— Goal —
Reproduce each line bearing the word "messages".

— Data for processing —
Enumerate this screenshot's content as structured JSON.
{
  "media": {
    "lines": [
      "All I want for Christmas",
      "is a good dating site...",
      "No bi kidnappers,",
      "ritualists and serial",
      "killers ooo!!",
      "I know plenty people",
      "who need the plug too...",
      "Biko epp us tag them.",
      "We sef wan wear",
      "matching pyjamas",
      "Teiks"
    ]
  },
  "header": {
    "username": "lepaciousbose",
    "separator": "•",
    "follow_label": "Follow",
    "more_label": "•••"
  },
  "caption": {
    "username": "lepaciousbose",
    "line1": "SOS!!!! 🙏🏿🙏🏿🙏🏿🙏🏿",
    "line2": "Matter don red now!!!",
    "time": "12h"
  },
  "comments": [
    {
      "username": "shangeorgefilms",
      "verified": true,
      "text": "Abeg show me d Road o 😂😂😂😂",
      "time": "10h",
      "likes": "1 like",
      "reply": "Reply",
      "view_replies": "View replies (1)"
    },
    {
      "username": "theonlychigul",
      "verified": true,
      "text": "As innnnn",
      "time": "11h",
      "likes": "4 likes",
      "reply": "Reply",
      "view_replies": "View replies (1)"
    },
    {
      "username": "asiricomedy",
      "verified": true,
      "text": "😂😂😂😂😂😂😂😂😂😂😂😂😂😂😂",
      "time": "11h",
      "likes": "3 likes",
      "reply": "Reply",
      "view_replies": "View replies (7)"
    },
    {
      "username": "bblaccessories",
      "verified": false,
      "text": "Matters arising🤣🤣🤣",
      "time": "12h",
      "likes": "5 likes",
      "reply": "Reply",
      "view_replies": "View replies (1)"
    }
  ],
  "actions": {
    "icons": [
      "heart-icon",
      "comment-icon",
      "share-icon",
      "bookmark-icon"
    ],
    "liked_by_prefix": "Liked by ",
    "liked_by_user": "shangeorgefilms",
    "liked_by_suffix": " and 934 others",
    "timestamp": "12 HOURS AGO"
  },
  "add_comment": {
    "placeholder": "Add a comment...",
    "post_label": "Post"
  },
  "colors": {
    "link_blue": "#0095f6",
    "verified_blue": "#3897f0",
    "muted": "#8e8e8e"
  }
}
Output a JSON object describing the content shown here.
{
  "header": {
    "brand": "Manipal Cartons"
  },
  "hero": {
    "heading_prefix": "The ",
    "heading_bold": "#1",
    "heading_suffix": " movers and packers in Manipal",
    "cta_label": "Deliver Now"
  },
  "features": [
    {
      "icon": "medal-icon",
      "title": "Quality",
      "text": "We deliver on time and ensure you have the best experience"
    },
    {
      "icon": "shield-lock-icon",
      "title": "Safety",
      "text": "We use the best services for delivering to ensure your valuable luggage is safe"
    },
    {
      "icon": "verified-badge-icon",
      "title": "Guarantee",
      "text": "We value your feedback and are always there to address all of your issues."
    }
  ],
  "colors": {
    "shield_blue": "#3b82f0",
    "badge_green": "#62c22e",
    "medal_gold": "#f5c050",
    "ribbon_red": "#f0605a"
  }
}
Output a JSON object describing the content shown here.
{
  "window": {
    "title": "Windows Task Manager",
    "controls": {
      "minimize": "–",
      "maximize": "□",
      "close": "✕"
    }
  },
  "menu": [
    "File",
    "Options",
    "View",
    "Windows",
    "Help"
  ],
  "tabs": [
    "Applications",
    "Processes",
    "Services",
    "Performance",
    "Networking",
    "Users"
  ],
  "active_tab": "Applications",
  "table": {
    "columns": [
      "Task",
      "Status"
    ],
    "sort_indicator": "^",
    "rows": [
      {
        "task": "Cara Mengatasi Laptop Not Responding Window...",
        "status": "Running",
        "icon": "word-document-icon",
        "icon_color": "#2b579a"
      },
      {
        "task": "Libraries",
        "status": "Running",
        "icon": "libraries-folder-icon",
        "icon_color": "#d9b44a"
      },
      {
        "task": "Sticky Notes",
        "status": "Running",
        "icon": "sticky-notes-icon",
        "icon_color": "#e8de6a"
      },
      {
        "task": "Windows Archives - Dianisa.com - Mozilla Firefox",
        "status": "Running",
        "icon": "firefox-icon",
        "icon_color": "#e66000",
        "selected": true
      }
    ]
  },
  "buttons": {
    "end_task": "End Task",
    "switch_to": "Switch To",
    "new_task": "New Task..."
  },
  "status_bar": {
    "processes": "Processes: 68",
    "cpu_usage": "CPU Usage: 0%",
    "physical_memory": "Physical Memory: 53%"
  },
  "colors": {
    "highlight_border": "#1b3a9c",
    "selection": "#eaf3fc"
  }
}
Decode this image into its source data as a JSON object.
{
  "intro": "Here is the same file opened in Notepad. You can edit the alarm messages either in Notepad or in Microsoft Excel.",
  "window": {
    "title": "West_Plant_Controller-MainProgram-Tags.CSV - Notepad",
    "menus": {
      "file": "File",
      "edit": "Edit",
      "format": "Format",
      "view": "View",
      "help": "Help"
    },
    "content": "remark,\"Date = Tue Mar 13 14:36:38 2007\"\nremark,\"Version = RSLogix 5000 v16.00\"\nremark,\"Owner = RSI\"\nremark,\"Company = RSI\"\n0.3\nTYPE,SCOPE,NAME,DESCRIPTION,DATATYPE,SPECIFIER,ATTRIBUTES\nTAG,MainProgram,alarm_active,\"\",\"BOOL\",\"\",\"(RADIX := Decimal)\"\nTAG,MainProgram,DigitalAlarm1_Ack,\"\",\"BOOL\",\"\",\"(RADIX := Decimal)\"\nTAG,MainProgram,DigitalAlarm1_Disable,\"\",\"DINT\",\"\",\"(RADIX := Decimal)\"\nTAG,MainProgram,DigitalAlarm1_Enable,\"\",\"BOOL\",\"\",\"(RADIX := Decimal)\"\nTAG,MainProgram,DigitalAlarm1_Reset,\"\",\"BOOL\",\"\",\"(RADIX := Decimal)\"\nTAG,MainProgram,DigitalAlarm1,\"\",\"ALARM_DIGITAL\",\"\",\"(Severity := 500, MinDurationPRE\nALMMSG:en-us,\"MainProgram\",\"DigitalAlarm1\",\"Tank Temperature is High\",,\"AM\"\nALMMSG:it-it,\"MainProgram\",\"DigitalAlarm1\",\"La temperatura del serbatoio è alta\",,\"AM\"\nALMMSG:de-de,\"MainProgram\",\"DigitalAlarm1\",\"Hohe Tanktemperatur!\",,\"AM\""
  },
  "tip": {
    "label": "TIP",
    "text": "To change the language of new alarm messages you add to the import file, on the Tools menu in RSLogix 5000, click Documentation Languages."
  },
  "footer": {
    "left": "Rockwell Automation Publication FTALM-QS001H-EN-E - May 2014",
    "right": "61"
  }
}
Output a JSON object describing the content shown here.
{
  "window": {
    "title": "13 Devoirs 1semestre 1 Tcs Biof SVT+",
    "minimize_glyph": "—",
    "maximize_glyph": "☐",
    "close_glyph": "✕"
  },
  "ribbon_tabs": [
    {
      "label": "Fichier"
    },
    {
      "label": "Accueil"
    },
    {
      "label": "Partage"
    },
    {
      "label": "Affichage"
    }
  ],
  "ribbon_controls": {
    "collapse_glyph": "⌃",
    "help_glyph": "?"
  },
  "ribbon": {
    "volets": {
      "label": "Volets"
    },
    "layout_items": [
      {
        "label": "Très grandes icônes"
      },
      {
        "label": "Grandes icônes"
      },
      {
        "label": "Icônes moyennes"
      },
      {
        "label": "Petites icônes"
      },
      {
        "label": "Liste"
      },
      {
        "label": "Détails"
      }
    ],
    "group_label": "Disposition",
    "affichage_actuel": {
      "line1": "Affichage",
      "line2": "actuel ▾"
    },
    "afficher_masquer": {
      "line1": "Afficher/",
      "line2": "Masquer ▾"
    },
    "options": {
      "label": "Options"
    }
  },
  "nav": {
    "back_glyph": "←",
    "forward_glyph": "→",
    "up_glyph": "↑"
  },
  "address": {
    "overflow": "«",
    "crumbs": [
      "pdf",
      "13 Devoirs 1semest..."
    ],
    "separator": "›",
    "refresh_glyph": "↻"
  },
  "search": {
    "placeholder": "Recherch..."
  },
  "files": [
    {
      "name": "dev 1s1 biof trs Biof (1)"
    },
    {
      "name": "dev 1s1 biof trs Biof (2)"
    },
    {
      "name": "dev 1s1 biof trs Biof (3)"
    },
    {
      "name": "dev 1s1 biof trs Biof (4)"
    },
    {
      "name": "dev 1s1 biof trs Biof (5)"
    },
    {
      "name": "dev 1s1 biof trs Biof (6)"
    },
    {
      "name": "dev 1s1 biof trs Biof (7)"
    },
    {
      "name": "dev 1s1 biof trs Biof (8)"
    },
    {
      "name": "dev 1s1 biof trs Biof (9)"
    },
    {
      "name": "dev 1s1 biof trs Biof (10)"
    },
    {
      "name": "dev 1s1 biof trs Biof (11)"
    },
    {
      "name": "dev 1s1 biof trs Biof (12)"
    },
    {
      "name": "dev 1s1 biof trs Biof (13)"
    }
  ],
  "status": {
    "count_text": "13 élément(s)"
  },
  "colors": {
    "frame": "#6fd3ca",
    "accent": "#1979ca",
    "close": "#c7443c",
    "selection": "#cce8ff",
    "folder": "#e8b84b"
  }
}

— Complete response —
  "intro": "Here is the same file opened in Notepad. You can edit the alarm messages either in Notepad or in Microsoft Excel.",
    "text": "To change the language of new alarm messages you add to the import file, on the Tools menu in RSLogix 5000, click Documentation Languages."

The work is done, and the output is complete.